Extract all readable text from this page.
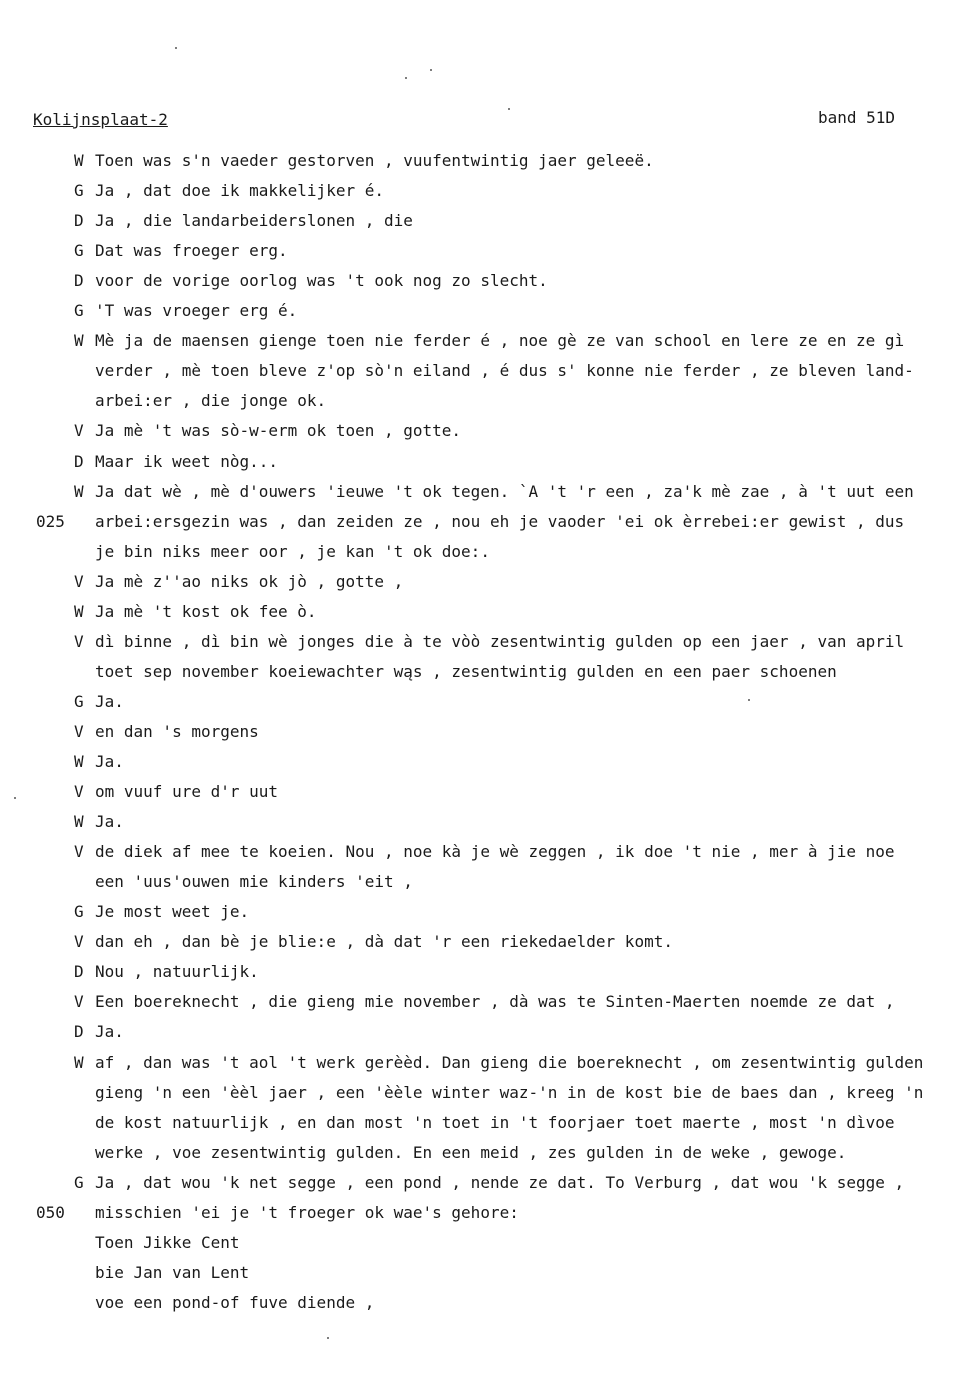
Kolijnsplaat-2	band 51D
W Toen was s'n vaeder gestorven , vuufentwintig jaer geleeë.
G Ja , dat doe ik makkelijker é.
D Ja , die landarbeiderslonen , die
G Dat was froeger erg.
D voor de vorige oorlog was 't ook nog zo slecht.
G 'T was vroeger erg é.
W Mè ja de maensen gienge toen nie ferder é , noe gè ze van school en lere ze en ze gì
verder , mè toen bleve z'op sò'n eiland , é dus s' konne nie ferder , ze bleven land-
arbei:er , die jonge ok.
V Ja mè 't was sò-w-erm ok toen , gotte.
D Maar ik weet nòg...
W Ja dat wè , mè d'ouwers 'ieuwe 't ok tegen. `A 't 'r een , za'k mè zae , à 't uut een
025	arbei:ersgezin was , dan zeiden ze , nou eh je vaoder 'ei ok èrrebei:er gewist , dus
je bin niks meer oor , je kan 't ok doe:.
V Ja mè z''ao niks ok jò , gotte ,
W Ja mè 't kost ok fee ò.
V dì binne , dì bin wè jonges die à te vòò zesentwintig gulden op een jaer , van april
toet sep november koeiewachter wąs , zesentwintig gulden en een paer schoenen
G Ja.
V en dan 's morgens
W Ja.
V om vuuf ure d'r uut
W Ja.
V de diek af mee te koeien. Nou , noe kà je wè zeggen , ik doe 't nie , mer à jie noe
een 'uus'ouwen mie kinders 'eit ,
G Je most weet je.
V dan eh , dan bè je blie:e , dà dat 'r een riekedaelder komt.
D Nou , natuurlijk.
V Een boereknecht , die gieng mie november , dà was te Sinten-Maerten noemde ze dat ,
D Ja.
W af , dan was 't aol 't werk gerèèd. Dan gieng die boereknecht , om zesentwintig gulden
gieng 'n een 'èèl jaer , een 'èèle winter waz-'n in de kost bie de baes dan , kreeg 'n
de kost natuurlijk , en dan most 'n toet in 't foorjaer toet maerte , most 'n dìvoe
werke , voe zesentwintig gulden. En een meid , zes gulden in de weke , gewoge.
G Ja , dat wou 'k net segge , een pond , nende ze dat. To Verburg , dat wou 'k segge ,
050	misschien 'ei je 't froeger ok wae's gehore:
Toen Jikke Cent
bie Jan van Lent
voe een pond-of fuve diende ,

§ **Objective**
Leave out every picture and copy the rest of the records exactly.

§ **Answer to this exercise**
Extract all readable text from this page.
Kolijnsplaat-2	band 51D
W Toen was s'n vaeder gestorven , vuufentwintig jaer geleeë.
G Ja , dat doe ik makkelijker é.
D Ja , die landarbeiderslonen , die
G Dat was froeger erg.
D voor de vorige oorlog was 't ook nog zo slecht.
G 'T was vroeger erg é.
W Mè ja de maensen gienge toen nie ferder é , noe gè ze van school en lere ze en ze gì
verder , mè toen bleve z'op sò'n eiland , é dus s' konne nie ferder , ze bleven land-
arbei:er , die jonge ok.
V Ja mè 't was sò-w-erm ok toen , gotte.
D Maar ik weet nòg...
W Ja dat wè , mè d'ouwers 'ieuwe 't ok tegen. `A 't 'r een , za'k mè zae , à 't uut een
025	arbei:ersgezin was , dan zeiden ze , nou eh je vaoder 'ei ok èrrebei:er gewist , dus
je bin niks meer oor , je kan 't ok doe:.
V Ja mè z''ao niks ok jò , gotte ,
W Ja mè 't kost ok fee ò.
V dì binne , dì bin wè jonges die à te vòò zesentwintig gulden op een jaer , van april
toet sep november koeiewachter wąs , zesentwintig gulden en een paer schoenen
G Ja.
V en dan 's morgens
W Ja.
V om vuuf ure d'r uut
W Ja.
V de diek af mee te koeien. Nou , noe kà je wè zeggen , ik doe 't nie , mer à jie noe
een 'uus'ouwen mie kinders 'eit ,
G Je most weet je.
V dan eh , dan bè je blie:e , dà dat 'r een riekedaelder komt.
D Nou , natuurlijk.
V Een boereknecht , die gieng mie november , dà was te Sinten-Maerten noemde ze dat ,
D Ja.
W af , dan was 't aol 't werk gerèèd. Dan gieng die boereknecht , om zesentwintig gulden
gieng 'n een 'èèl jaer , een 'èèle winter waz-'n in de kost bie de baes dan , kreeg 'n
de kost natuurlijk , en dan most 'n toet in 't foorjaer toet maerte , most 'n dìvoe
werke , voe zesentwintig gulden. En een meid , zes gulden in de weke , gewoge.
G Ja , dat wou 'k net segge , een pond , nende ze dat. To Verburg , dat wou 'k segge ,
050	misschien 'ei je 't froeger ok wae's gehore:
Toen Jikke Cent
bie Jan van Lent
voe een pond-of fuve diende ,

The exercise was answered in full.